(Saved data entries)
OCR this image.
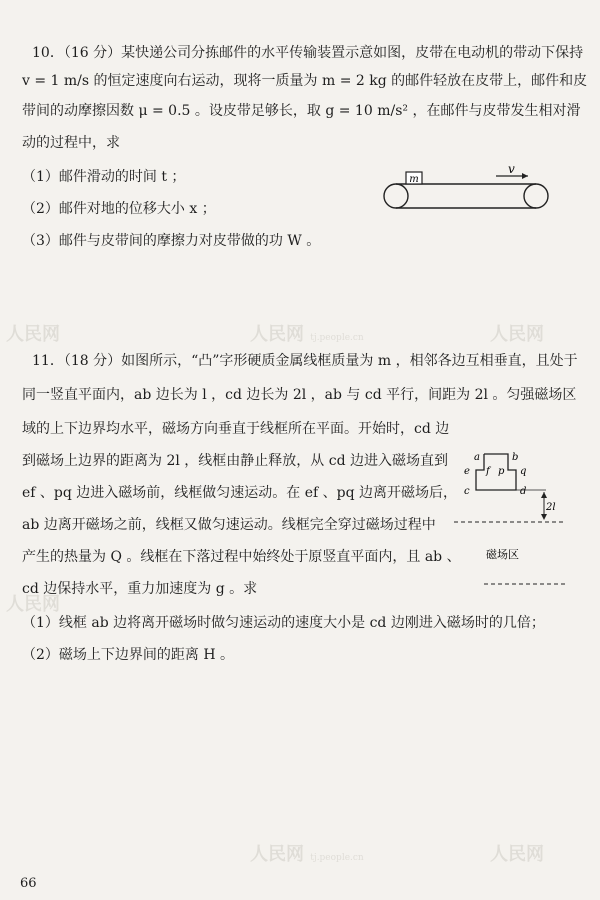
人民网	人民网 tj.people.cn	人民网
人民网
人民网 tj.people.cn	人民网
10．（16 分）某快递公司分拣邮件的水平传输装置示意如图，皮带在电动机的带动下保持
v = 1 m/s 的恒定速度向右运动，现将一质量为 m = 2 kg 的邮件轻放在皮带上，邮件和皮
带间的动摩擦因数 μ = 0.5 。设皮带足够长，取 g = 10 m/s² ，在邮件与皮带发生相对滑
动的过程中，求
（1）邮件滑动的时间 t ；
（2）邮件对地的位移大小 x ；
（3）邮件与皮带间的摩擦力对皮带做的功 W 。
m
v
11．（18 分）如图所示，“凸”字形硬质金属线框质量为 m ，相邻各边互相垂直，且处于
同一竖直平面内，ab 边长为 l ，cd 边长为 2l ，ab 与 cd 平行，间距为 2l 。匀强磁场区
域的上下边界均水平，磁场方向垂直于线框所在平面。开始时，cd 边
到磁场上边界的距离为 2l ，线框由静止释放，从 cd 边进入磁场直到
ef 、pq 边进入磁场前，线框做匀速运动。在 ef 、pq 边离开磁场后，
ab 边离开磁场之前，线框又做匀速运动。线框完全穿过磁场过程中
产生的热量为 Q 。线框在下落过程中始终处于原竖直平面内，且 ab 、
cd 边保持水平，重力加速度为 g 。求
（1）线框 ab 边将离开磁场时做匀速运动的速度大小是 cd 边刚进入磁场时的几倍；
（2）磁场上下边界间的距离 H 。
a	b
e f p q
c	d
2l
磁场区
66
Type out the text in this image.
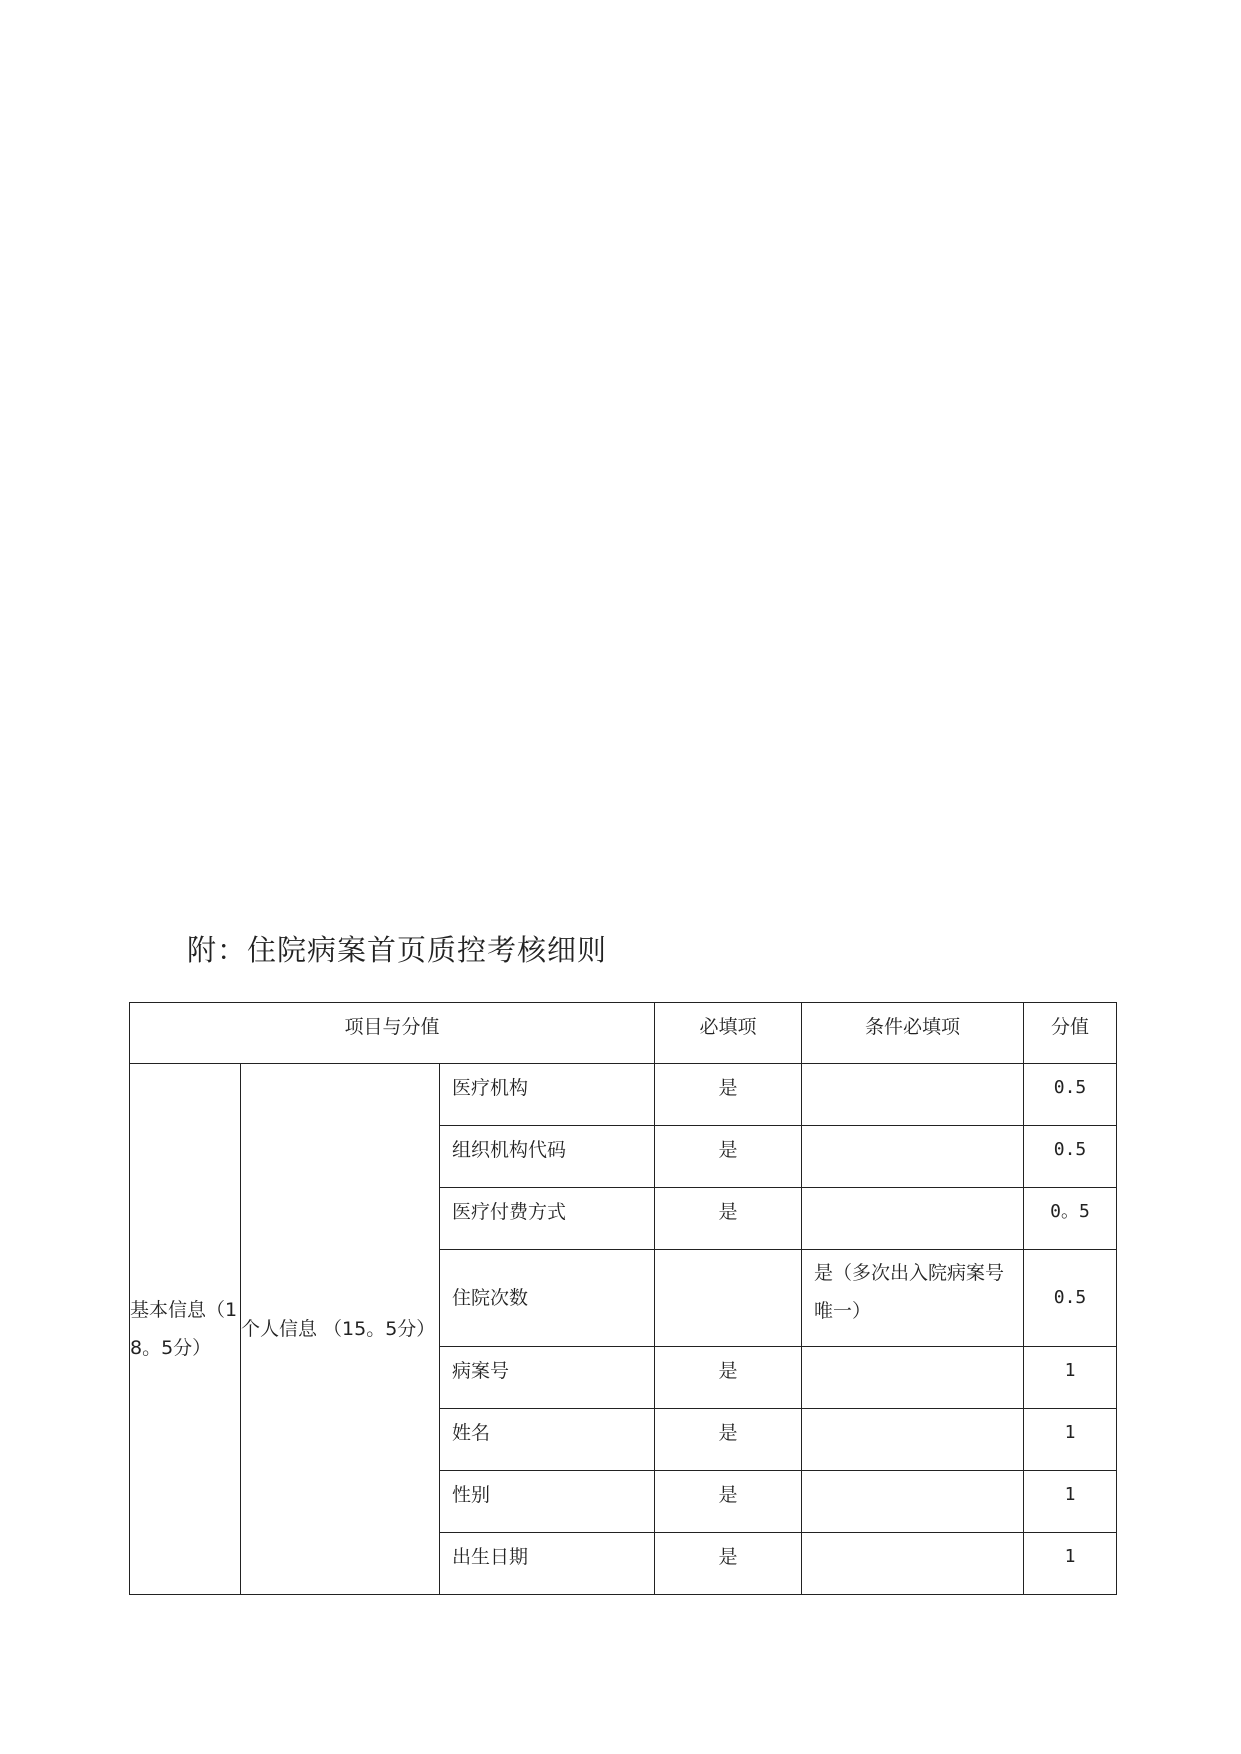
附：住院病案首页质控考核细则
项目与分值			必填项	条件必填项	分值

基本信息（18。5分）	个人信息 （15。5分）	医疗机构	是		0.5

		组织机构代码	是		0.5

		医疗付费方式	是		0。5

		住院次数		是（多次出入院病案号唯一）	0.5

		病案号	是		1

		姓名	是		1

		性别	是		1

		出生日期	是		1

▶ **SET PROBLEM**
Only lines with "people" are wanted here; list each of them.

▶ **SOLUTION FOR THIS TASK**
人民网	人民网 tj.people.cn	人民网
人民网 tj.people.cn	人民网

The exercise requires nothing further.